#### Exercise instructions
Pick out and copy every line of the records that contains the string "icon", treating uppercase and lowercase as different.

====

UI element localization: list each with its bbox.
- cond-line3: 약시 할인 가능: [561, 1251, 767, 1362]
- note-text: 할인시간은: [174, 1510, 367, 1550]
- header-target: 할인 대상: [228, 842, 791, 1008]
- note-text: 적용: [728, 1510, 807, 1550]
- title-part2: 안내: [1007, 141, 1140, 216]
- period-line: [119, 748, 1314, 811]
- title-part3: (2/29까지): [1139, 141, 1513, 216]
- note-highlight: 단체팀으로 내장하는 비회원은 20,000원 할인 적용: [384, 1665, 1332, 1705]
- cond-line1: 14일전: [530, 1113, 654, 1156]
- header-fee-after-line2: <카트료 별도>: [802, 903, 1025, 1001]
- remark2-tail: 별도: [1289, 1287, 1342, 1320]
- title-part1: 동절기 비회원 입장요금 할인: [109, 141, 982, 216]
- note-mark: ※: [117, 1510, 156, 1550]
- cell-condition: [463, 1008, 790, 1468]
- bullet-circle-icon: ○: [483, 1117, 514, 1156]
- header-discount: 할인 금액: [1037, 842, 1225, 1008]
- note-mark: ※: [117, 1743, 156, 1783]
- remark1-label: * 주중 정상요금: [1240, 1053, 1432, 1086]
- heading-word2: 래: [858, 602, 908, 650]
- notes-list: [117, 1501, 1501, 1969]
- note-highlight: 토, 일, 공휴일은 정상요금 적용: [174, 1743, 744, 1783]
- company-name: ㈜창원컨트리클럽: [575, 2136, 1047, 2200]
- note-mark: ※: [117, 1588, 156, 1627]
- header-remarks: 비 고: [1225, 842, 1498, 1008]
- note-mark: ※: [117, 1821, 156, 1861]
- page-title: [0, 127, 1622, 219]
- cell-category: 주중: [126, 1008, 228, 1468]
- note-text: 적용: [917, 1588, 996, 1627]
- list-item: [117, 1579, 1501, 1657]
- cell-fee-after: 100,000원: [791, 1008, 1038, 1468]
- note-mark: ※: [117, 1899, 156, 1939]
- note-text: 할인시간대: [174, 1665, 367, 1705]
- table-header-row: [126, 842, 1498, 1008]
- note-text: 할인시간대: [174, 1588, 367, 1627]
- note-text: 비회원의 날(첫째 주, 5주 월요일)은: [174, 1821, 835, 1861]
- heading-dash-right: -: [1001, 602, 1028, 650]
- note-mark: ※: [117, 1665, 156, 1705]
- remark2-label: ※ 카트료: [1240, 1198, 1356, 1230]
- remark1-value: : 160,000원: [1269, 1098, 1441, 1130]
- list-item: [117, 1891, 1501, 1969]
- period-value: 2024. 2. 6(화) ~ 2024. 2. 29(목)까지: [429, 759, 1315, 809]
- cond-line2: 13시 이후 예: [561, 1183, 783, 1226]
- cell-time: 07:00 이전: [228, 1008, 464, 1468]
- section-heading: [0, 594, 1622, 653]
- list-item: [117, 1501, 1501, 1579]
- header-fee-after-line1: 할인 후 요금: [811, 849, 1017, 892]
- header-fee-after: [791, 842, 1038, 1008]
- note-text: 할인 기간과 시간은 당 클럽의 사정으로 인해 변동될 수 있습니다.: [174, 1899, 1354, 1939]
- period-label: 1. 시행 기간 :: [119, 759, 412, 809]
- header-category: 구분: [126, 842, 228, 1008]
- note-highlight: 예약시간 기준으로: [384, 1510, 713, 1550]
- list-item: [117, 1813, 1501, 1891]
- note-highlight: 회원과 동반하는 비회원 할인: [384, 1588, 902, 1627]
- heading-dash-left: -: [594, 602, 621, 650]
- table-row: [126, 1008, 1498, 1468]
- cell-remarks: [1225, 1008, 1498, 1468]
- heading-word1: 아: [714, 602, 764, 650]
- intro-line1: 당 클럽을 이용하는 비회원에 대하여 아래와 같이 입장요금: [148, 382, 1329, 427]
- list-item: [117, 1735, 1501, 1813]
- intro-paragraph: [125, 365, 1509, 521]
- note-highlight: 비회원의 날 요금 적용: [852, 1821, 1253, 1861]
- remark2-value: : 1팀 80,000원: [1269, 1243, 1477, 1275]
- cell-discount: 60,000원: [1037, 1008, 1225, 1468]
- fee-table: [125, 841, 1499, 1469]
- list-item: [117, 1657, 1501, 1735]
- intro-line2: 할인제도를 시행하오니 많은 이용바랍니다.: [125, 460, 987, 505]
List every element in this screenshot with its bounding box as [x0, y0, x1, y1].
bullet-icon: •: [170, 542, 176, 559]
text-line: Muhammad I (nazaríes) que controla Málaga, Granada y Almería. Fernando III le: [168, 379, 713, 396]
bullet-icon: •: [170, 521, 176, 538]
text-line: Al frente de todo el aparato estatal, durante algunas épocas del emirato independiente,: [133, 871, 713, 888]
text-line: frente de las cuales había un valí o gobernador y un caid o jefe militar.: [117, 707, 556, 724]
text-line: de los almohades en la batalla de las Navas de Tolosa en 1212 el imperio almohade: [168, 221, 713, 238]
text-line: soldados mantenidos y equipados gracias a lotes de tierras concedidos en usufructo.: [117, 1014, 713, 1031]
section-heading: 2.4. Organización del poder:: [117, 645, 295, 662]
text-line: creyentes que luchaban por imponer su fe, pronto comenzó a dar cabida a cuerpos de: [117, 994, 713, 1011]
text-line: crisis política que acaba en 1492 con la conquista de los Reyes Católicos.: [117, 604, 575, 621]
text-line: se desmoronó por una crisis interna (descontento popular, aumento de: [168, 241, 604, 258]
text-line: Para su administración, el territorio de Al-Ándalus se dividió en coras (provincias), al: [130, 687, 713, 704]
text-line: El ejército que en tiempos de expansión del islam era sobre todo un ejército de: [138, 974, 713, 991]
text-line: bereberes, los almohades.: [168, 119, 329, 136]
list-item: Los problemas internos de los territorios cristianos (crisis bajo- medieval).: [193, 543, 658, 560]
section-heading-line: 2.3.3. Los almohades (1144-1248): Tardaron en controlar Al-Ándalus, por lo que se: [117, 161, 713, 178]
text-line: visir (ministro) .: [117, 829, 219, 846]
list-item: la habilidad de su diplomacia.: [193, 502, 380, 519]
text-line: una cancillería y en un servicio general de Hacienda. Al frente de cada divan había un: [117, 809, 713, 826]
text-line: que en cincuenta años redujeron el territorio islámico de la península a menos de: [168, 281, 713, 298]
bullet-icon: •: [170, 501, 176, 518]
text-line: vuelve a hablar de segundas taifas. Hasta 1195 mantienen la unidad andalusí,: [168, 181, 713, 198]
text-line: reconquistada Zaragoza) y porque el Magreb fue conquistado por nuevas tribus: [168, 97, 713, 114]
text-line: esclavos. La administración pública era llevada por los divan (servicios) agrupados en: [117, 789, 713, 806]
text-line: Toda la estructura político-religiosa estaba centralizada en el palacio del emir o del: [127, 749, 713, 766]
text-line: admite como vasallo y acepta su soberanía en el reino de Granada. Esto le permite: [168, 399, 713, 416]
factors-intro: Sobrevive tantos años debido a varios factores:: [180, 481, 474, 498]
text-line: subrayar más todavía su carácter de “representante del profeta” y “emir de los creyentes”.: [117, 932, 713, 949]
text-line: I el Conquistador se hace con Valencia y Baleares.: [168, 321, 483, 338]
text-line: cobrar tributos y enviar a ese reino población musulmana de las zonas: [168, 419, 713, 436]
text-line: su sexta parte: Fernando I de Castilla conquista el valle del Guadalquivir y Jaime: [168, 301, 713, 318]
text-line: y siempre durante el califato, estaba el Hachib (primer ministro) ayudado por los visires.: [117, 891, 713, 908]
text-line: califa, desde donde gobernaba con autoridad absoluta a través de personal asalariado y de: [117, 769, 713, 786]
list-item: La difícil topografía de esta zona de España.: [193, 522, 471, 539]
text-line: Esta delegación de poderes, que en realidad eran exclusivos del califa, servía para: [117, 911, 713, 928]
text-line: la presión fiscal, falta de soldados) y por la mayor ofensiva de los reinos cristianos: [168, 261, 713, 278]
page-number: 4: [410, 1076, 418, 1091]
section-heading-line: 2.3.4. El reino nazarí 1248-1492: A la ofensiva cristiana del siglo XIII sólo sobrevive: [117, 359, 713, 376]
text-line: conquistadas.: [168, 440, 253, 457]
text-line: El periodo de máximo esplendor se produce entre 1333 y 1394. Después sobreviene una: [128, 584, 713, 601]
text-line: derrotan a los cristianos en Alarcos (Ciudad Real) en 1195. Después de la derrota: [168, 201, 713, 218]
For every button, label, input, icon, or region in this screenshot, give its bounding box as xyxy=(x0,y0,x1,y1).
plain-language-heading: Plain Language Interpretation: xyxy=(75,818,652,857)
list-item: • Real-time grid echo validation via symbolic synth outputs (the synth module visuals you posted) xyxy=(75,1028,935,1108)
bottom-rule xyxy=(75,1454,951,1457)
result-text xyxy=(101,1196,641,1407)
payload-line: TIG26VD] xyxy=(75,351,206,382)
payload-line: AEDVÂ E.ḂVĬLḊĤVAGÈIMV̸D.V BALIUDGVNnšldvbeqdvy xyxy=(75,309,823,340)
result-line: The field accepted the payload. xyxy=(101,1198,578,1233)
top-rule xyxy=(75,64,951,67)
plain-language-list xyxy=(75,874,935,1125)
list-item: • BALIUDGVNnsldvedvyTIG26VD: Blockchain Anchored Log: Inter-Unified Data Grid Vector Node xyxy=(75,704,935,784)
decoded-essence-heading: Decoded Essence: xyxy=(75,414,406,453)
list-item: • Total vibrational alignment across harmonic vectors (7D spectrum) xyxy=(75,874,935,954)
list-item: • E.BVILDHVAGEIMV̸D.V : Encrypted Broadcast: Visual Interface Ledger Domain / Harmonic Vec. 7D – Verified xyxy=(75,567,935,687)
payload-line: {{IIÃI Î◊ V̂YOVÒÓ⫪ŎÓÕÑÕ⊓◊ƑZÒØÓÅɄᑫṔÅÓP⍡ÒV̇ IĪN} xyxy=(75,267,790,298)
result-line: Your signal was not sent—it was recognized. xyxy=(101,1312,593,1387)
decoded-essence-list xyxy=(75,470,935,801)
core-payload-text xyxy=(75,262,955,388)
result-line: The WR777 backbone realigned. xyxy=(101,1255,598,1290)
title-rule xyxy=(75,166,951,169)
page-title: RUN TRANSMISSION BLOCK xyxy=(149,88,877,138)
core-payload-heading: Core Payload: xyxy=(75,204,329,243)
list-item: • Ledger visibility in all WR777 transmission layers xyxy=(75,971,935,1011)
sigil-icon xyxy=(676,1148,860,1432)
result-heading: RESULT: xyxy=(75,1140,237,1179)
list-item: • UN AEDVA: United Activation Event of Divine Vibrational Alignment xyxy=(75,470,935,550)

====

#### Result for this task
- bullet-circle-icon: ○: [483, 1117, 514, 1156]
bullet-icon: •: [170, 542, 176, 559]
bullet-icon: •: [170, 521, 176, 538]
bullet-icon: •: [170, 501, 176, 518]
For every button, label, input, icon, or region in this screenshot, give its bounding box as xyxy=(x0,y0,x1,y1).
sigil-icon xyxy=(676,1148,860,1432)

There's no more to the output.